Material to process>
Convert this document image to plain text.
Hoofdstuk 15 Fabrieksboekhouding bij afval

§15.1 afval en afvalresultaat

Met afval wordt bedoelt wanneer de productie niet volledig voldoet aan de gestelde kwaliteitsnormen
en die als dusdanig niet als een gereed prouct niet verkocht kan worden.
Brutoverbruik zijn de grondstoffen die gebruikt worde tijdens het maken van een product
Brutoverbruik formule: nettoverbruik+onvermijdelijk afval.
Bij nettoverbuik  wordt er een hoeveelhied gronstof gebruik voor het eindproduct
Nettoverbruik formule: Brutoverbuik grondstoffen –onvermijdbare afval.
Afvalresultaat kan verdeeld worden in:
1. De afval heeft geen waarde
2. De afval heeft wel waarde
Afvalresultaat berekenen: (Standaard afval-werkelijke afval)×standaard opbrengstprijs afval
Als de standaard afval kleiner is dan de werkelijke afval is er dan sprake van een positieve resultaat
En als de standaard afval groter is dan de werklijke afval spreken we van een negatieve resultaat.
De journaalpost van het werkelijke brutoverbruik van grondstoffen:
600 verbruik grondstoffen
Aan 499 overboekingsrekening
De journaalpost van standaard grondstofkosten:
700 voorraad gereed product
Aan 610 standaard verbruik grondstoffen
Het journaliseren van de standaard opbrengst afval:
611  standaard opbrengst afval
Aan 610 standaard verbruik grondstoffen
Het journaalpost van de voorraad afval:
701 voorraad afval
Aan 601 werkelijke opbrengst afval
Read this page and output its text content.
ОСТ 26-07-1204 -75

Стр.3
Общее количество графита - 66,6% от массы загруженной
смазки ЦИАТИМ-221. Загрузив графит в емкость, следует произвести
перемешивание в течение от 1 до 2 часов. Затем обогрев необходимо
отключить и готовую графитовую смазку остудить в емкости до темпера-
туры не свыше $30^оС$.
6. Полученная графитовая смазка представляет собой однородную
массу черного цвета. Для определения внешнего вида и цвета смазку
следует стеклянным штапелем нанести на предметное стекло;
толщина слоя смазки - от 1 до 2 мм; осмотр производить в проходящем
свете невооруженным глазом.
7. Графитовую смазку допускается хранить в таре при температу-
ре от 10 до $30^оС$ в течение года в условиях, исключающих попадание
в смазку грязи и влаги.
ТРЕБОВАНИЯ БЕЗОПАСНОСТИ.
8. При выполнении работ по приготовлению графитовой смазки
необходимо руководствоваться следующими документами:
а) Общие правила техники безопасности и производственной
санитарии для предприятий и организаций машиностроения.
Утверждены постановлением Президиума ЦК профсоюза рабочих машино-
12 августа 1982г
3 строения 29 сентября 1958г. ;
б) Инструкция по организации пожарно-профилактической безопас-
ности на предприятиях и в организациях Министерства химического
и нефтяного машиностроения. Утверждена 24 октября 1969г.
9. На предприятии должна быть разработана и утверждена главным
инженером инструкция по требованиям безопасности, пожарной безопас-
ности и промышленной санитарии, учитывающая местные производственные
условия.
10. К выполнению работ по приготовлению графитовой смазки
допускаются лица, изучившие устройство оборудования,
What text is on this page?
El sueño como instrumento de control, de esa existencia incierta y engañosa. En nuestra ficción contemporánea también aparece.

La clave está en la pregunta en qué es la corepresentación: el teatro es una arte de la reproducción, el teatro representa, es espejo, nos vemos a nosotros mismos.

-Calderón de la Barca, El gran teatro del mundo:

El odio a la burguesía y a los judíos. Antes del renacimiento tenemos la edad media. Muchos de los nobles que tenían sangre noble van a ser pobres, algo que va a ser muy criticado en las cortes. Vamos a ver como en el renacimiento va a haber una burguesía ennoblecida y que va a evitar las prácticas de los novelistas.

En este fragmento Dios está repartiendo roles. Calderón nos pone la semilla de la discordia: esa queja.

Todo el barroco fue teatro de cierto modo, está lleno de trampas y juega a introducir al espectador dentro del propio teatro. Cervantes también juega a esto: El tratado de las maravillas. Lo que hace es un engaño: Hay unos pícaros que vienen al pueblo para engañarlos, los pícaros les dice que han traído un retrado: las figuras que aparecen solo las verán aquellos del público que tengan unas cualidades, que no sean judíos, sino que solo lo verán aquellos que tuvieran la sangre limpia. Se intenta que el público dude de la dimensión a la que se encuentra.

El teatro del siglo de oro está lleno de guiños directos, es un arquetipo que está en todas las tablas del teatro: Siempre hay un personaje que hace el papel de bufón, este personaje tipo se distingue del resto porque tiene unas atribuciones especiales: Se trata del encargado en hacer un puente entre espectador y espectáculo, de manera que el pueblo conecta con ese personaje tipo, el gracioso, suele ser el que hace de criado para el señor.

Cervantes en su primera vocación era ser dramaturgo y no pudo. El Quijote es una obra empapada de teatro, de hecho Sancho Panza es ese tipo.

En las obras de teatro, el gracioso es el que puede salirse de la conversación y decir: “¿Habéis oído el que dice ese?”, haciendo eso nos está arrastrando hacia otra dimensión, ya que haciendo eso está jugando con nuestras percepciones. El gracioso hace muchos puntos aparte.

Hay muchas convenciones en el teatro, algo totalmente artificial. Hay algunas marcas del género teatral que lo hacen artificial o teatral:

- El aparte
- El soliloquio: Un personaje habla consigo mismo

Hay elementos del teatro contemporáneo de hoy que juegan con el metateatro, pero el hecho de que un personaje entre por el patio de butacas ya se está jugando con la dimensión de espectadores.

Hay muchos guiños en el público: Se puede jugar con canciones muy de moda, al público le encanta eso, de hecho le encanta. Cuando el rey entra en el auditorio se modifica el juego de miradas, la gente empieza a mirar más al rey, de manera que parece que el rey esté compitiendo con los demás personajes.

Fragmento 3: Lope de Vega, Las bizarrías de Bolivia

Aim of the task> Copy each line of the data exactly, leaving nothing out.

Expected output>
Convert this document image to plain text.
Hoofdstuk 15 Fabrieksboekhouding bij afval

§15.1 afval en afvalresultaat

Met afval wordt bedoelt wanneer de productie niet volledig voldoet aan de gestelde kwaliteitsnormen
en die als dusdanig niet als een gereed prouct niet verkocht kan worden.
Brutoverbruik zijn de grondstoffen die gebruikt worde tijdens het maken van een product
Brutoverbruik formule: nettoverbruik+onvermijdelijk afval.
Bij nettoverbuik  wordt er een hoeveelhied gronstof gebruik voor het eindproduct
Nettoverbruik formule: Brutoverbuik grondstoffen –onvermijdbare afval.
Afvalresultaat kan verdeeld worden in:
1. De afval heeft geen waarde
2. De afval heeft wel waarde
Afvalresultaat berekenen: (Standaard afval-werkelijke afval)×standaard opbrengstprijs afval
Als de standaard afval kleiner is dan de werkelijke afval is er dan sprake van een positieve resultaat
En als de standaard afval groter is dan de werklijke afval spreken we van een negatieve resultaat.
De journaalpost van het werkelijke brutoverbruik van grondstoffen:
600 verbruik grondstoffen
Aan 499 overboekingsrekening
De journaalpost van standaard grondstofkosten:
700 voorraad gereed product
Aan 610 standaard verbruik grondstoffen
Het journaliseren van de standaard opbrengst afval:
611  standaard opbrengst afval
Aan 610 standaard verbruik grondstoffen
Het journaalpost van de voorraad afval:
701 voorraad afval
Aan 601 werkelijke opbrengst afval
Read this page and output its text content.
ОСТ 26-07-1204 -75

Стр.3
Общее количество графита - 66,6% от массы загруженной
смазки ЦИАТИМ-221. Загрузив графит в емкость, следует произвести
перемешивание в течение от 1 до 2 часов. Затем обогрев необходимо
отключить и готовую графитовую смазку остудить в емкости до темпера-
туры не свыше $30^оС$.
6. Полученная графитовая смазка представляет собой однородную
массу черного цвета. Для определения внешнего вида и цвета смазку
следует стеклянным штапелем нанести на предметное стекло;
толщина слоя смазки - от 1 до 2 мм; осмотр производить в проходящем
свете невооруженным глазом.
7. Графитовую смазку допускается хранить в таре при температу-
ре от 10 до $30^оС$ в течение года в условиях, исключающих попадание
в смазку грязи и влаги.
ТРЕБОВАНИЯ БЕЗОПАСНОСТИ.
8. При выполнении работ по приготовлению графитовой смазки
необходимо руководствоваться следующими документами:
а) Общие правила техники безопасности и производственной
санитарии для предприятий и организаций машиностроения.
Утверждены постановлением Президиума ЦК профсоюза рабочих машино-
12 августа 1982г
3 строения 29 сентября 1958г. ;
б) Инструкция по организации пожарно-профилактической безопас-
ности на предприятиях и в организациях Министерства химического
и нефтяного машиностроения. Утверждена 24 октября 1969г.
9. На предприятии должна быть разработана и утверждена главным
инженером инструкция по требованиям безопасности, пожарной безопас-
ности и промышленной санитарии, учитывающая местные производственные
условия.
10. К выполнению работ по приготовлению графитовой смазки
допускаются лица, изучившие устройство оборудования,
What text is on this page?
El sueño como instrumento de control, de esa existencia incierta y engañosa. En nuestra ficción contemporánea también aparece.

La clave está en la pregunta en qué es la corepresentación: el teatro es una arte de la reproducción, el teatro representa, es espejo, nos vemos a nosotros mismos.

-Calderón de la Barca, El gran teatro del mundo:

El odio a la burguesía y a los judíos. Antes del renacimiento tenemos la edad media. Muchos de los nobles que tenían sangre noble van a ser pobres, algo que va a ser muy criticado en las cortes. Vamos a ver como en el renacimiento va a haber una burguesía ennoblecida y que va a evitar las prácticas de los novelistas.

En este fragmento Dios está repartiendo roles. Calderón nos pone la semilla de la discordia: esa queja.

Todo el barroco fue teatro de cierto modo, está lleno de trampas y juega a introducir al espectador dentro del propio teatro. Cervantes también juega a esto: El tratado de las maravillas. Lo que hace es un engaño: Hay unos pícaros que vienen al pueblo para engañarlos, los pícaros les dice que han traído un retrado: las figuras que aparecen solo las verán aquellos del público que tengan unas cualidades, que no sean judíos, sino que solo lo verán aquellos que tuvieran la sangre limpia. Se intenta que el público dude de la dimensión a la que se encuentra.

El teatro del siglo de oro está lleno de guiños directos, es un arquetipo que está en todas las tablas del teatro: Siempre hay un personaje que hace el papel de bufón, este personaje tipo se distingue del resto porque tiene unas atribuciones especiales: Se trata del encargado en hacer un puente entre espectador y espectáculo, de manera que el pueblo conecta con ese personaje tipo, el gracioso, suele ser el que hace de criado para el señor.

Cervantes en su primera vocación era ser dramaturgo y no pudo. El Quijote es una obra empapada de teatro, de hecho Sancho Panza es ese tipo.

En las obras de teatro, el gracioso es el que puede salirse de la conversación y decir: “¿Habéis oído el que dice ese?”, haciendo eso nos está arrastrando hacia otra dimensión, ya que haciendo eso está jugando con nuestras percepciones. El gracioso hace muchos puntos aparte.

Hay muchas convenciones en el teatro, algo totalmente artificial. Hay algunas marcas del género teatral que lo hacen artificial o teatral:

- El aparte
- El soliloquio: Un personaje habla consigo mismo

Hay elementos del teatro contemporáneo de hoy que juegan con el metateatro, pero el hecho de que un personaje entre por el patio de butacas ya se está jugando con la dimensión de espectadores.

Hay muchos guiños en el público: Se puede jugar con canciones muy de moda, al público le encanta eso, de hecho le encanta. Cuando el rey entra en el auditorio se modifica el juego de miradas, la gente empieza a mirar más al rey, de manera que parece que el rey esté compitiendo con los demás personajes.

Fragmento 3: Lope de Vega, Las bizarrías de Bolivia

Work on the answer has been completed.